_DOCUMENT EXCERPT_.
- Opening Delimiter -
Published online by Cambridge University Press:  20 January 2017

Greg Wiecko*
Affiliation:
College of Natural and Applied Sciences, Agriculture Experiment Station, University of Guam, Mangilao, GU 96923
*
Corresponding author's E-mail: gwiecko@uog9.uog.edu

Abstract

Research was designed to reduce herbicide use by replacing POST herbicides with readily available ocean water to control weeds in turfgrasses. Sensitivity to salt stress was evaluated for large crabgrass, goosegrass, mimosa-vine, alyceclover, and yellow nutsedge, as well as the turfgrasses such as seashore paspalum, bermudagrass, St. Augustinegrass, and centipedegrass. Three different salinity levels, (55, 37, and 19 dS/m) and two salt-stress durations (3 and 6 d) were tested. Mimosa-vine was fully controlled at 55 and 37 dS/m. Alyceclover showed maximum injury at 95% when treated at 55 dS/m for 6 d and 90% when treated for 3 d. Large crabgrass was controlled at 55 dS/m. Goosegrass injury was up to 90% at 55 dS/m, but injured plants recovered to 48% at 30 d. Yellow nutsedge showed a maximum of 38% injury but showed 0% injury at 30 d. Among tested turfgrasses, seashore paspalum showed tolerance to pure ocean water at 55 dS/m, with maximum injury at 18%. At the same level of stress, maximum injury for bermudagrass was 30%, for St. Augustinegrass 60%, and for centipedegrass 100%. Lower levels of salt stress resulted in less injury but were still excessive for St. Augustinegrass and centipedegrass. Ocean water was shown to be an effective method to control mimosa-vine, and large crabgrass in seashore paspalum and bermudagrass turfs.
- Closing Delimiter -
_DATA RECORDS_.
- Opening Delimiter -
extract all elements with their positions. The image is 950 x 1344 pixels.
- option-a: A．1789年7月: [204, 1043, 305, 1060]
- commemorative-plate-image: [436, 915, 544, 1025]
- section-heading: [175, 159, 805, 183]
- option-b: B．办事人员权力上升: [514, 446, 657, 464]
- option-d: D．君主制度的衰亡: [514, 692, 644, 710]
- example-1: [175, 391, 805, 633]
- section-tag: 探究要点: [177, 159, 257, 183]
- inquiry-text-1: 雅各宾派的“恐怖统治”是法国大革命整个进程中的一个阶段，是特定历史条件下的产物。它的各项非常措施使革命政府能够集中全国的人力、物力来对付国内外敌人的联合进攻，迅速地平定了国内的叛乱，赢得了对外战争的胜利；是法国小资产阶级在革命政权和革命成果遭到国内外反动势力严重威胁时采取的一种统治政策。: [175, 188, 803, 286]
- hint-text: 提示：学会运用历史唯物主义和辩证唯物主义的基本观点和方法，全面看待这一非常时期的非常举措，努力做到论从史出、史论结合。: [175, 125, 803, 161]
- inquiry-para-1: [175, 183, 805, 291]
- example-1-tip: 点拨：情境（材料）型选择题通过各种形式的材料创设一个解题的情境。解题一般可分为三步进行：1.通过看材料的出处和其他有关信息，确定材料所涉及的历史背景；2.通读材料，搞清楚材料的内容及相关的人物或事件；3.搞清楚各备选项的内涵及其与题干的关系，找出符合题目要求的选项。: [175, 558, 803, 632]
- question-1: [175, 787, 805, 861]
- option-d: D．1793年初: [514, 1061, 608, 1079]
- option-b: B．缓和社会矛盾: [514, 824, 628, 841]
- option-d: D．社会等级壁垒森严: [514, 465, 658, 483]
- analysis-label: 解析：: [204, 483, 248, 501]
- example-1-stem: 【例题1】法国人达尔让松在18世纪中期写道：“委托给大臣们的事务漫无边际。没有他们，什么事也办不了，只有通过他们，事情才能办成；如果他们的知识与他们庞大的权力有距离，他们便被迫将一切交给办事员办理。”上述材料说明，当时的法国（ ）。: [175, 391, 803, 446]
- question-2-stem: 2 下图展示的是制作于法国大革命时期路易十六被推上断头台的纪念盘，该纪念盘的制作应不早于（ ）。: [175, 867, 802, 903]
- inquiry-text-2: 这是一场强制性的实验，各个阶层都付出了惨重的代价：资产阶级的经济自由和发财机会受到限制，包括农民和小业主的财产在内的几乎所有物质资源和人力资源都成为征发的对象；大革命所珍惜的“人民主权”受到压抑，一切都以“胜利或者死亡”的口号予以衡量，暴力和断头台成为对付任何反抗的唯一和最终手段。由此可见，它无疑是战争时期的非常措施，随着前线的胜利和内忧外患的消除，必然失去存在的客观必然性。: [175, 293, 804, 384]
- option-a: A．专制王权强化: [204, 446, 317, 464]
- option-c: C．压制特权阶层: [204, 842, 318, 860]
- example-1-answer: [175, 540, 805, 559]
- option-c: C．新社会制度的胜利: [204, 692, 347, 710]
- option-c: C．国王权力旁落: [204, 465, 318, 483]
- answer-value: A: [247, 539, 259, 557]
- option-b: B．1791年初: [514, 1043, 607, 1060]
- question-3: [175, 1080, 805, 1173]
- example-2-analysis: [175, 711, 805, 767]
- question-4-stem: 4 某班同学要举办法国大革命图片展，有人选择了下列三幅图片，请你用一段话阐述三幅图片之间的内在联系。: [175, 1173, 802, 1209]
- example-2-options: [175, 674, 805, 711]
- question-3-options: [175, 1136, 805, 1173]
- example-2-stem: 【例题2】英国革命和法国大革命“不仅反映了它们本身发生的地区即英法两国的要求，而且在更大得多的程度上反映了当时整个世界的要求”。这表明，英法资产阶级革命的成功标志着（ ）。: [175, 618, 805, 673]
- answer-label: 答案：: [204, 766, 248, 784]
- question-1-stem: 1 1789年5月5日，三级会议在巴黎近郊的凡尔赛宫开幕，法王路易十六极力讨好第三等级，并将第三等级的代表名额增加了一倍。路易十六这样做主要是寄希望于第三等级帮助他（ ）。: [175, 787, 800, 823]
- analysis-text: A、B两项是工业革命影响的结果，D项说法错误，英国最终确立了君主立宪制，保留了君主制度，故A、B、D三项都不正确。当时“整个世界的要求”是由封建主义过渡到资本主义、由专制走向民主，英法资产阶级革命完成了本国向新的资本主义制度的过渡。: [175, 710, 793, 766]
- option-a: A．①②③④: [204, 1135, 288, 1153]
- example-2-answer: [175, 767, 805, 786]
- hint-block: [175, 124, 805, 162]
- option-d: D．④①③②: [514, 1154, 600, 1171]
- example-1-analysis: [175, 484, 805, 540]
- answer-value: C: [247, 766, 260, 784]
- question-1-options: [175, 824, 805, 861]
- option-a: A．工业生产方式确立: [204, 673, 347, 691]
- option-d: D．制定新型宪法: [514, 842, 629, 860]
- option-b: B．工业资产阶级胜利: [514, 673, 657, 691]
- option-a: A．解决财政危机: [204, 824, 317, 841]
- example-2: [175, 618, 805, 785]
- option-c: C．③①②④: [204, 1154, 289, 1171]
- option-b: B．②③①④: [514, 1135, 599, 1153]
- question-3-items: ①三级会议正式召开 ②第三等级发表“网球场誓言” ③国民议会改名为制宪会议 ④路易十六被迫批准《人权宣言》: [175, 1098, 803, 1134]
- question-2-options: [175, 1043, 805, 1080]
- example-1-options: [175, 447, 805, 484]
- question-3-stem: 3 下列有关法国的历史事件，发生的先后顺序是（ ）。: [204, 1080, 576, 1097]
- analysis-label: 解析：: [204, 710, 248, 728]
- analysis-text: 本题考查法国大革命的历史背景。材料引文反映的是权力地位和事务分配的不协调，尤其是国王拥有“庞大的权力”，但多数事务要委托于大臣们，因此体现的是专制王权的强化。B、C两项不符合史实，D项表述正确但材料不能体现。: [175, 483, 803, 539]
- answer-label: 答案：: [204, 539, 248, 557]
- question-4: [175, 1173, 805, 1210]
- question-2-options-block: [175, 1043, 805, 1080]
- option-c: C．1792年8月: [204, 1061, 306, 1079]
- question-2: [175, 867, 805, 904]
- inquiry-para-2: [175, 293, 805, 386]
- Closing Delimiter -
_TASK GOAL_. Please summarize the abstract on using ocean water to control weeds in turfgrasses in two sentences. The records were taken from a different source than the text.

_ANSWER TO THIS PROBLEM_. The research tested whether readily available ocean water could replace POST herbicides for controlling weeds in turfgrasses, evaluating several weeds and turfgrasses at three salinity levels and two salt-stress durations. Ocean water proved effective against mimosa-vine and large crabgrass in seashore paspalum and bermudagrass turfs, with seashore paspalum tolerating pure ocean water, while St. Augustinegrass and centipedegrass suffered excessive injury even at lower salt levels.